■ Extracted information:
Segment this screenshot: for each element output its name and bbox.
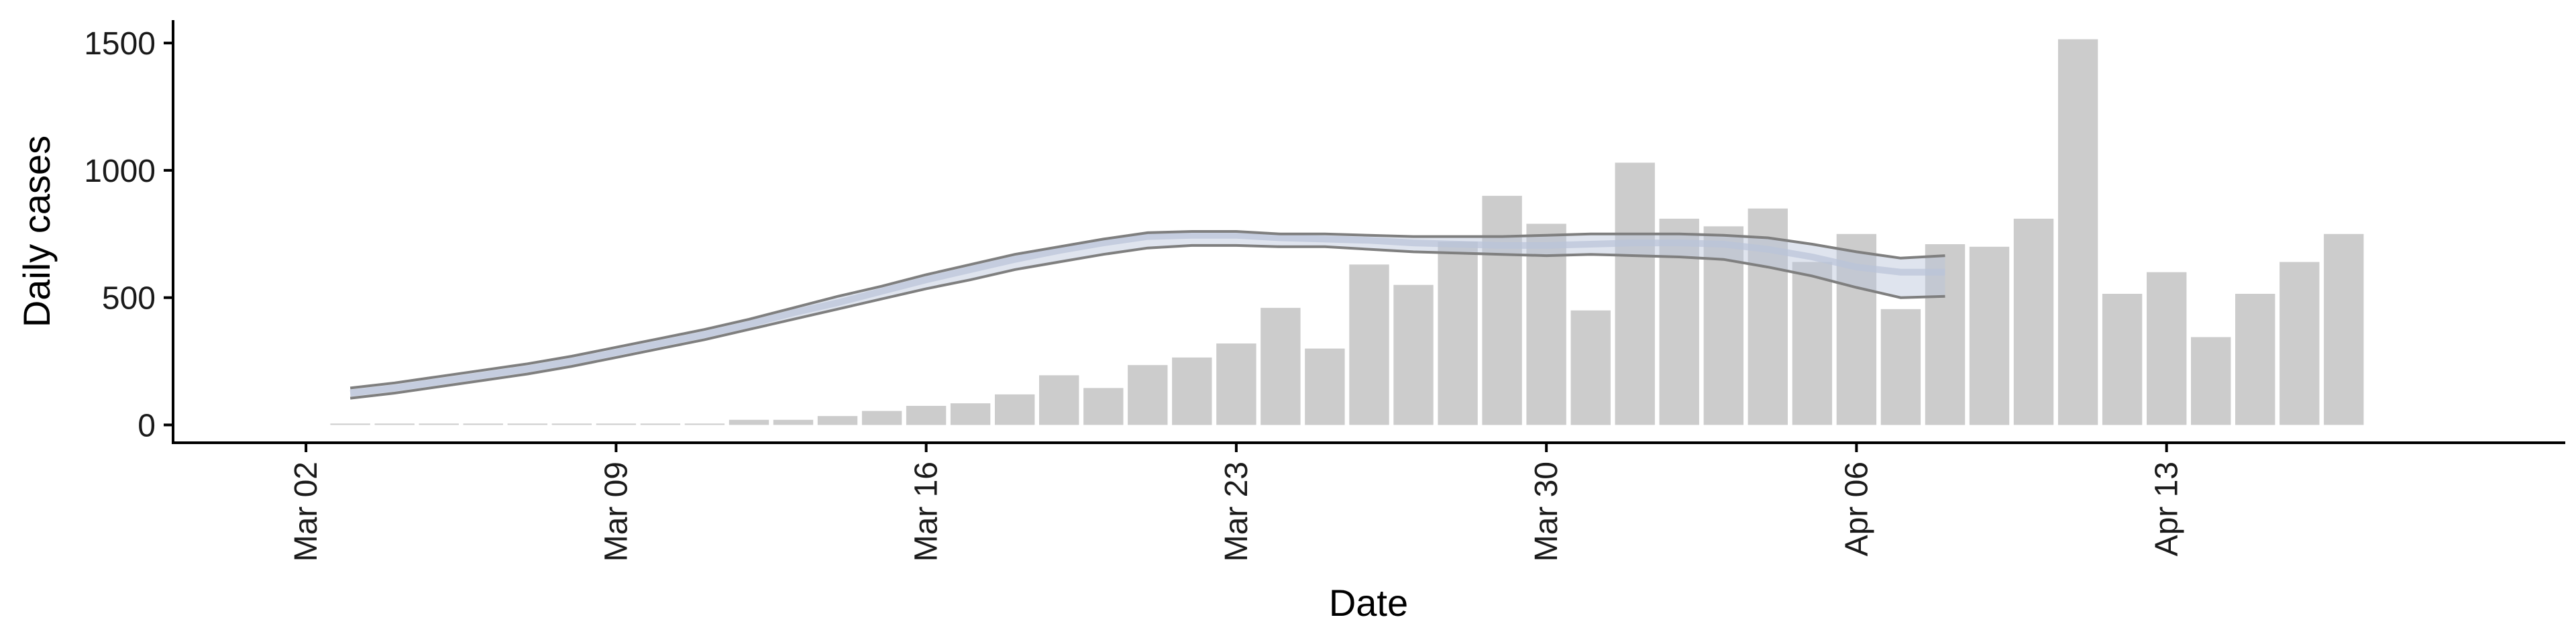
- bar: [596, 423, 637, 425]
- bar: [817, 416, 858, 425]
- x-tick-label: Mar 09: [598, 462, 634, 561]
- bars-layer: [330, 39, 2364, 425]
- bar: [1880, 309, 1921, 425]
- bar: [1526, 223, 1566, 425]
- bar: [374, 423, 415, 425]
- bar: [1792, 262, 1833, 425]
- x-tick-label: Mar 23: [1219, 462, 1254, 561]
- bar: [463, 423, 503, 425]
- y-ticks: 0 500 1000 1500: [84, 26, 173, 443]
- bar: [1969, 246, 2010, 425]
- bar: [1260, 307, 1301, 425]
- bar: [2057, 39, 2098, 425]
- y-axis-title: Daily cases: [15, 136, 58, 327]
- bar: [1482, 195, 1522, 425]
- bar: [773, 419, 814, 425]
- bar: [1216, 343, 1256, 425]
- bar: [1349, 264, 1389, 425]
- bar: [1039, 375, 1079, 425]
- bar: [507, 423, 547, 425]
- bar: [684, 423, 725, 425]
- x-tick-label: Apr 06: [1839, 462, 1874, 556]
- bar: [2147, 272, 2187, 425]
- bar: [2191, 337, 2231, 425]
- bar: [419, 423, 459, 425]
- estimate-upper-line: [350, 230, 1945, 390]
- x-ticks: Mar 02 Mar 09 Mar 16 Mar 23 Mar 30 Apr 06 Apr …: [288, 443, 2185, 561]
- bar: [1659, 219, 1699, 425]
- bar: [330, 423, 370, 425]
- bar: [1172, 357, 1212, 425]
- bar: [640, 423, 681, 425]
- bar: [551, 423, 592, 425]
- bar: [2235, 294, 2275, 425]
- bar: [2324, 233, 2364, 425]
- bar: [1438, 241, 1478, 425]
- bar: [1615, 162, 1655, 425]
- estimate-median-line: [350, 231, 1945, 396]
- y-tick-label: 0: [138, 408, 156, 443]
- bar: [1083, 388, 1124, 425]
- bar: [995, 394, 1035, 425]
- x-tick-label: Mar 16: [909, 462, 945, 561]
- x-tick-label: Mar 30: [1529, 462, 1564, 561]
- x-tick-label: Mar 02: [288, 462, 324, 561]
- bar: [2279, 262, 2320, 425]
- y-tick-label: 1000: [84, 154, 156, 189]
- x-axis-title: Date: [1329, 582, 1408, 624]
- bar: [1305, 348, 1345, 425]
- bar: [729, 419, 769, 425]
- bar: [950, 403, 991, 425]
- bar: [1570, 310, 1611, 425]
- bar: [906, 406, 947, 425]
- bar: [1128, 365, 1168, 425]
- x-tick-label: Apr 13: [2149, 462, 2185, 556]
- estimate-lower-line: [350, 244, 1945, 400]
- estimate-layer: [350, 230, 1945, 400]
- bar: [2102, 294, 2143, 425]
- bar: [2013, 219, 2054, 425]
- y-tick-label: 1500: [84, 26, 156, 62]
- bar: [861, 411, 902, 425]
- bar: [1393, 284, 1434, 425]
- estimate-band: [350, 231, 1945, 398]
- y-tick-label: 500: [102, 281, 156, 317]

...

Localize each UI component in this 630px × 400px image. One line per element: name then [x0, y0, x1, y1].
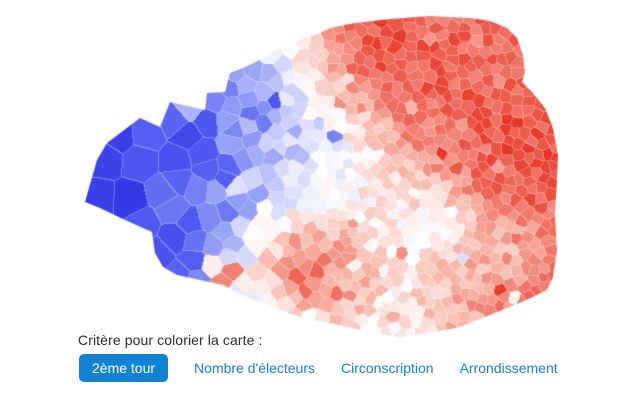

■ Objective: Copy everything from the row containing "Segment this screenshot: for" down to the row containing "- bar: [1792, 262, 1833, 425]", keeping each line unchanged but omitting the picture.

■ Final result:
Segment this screenshot: for each element output its name and bbox.
- bar: [596, 423, 637, 425]
- bar: [817, 416, 858, 425]
- x-tick-label: Mar 09: [598, 462, 634, 561]
- bars-layer: [330, 39, 2364, 425]
- bar: [1880, 309, 1921, 425]
- bar: [1526, 223, 1566, 425]
- bar: [374, 423, 415, 425]
- bar: [1792, 262, 1833, 425]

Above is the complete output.